* PROBLEM REQUIREMENTS: Search the data for the word "HGSOC" and copy every line where it occurs.

(Extracted data entries)
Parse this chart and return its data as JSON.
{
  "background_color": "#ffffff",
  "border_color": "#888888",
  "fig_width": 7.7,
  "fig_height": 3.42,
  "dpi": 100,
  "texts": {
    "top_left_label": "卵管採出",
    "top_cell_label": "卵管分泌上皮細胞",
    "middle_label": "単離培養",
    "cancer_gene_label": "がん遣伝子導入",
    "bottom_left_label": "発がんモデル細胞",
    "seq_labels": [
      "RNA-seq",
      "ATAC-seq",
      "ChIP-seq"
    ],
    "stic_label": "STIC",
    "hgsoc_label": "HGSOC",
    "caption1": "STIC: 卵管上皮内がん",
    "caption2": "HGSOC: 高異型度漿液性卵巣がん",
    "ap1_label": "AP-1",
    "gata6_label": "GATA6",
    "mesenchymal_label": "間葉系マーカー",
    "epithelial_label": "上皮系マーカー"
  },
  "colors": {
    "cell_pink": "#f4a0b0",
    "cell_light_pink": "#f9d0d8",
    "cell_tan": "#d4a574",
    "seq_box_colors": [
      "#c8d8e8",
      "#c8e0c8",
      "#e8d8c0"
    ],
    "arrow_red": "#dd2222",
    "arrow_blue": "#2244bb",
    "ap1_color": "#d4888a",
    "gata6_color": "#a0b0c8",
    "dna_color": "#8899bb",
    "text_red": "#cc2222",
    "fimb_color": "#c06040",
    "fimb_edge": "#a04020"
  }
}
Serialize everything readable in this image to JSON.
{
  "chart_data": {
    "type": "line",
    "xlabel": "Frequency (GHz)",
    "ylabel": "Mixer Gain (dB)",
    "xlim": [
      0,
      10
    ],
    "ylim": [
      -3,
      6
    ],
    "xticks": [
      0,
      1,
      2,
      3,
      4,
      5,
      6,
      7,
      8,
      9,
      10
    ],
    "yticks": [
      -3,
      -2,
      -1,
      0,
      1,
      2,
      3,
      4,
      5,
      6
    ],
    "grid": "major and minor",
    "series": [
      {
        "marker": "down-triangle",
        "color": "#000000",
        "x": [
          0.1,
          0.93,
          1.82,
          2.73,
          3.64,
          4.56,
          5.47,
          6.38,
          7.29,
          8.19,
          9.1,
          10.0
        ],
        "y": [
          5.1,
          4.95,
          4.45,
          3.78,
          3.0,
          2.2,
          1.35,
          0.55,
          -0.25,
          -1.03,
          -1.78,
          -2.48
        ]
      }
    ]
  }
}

* SOLUTION FOR THIS PROBLEM:
    "hgsoc_label": "HGSOC",
    "caption2": "HGSOC: 高異型度漿液性卵巣がん",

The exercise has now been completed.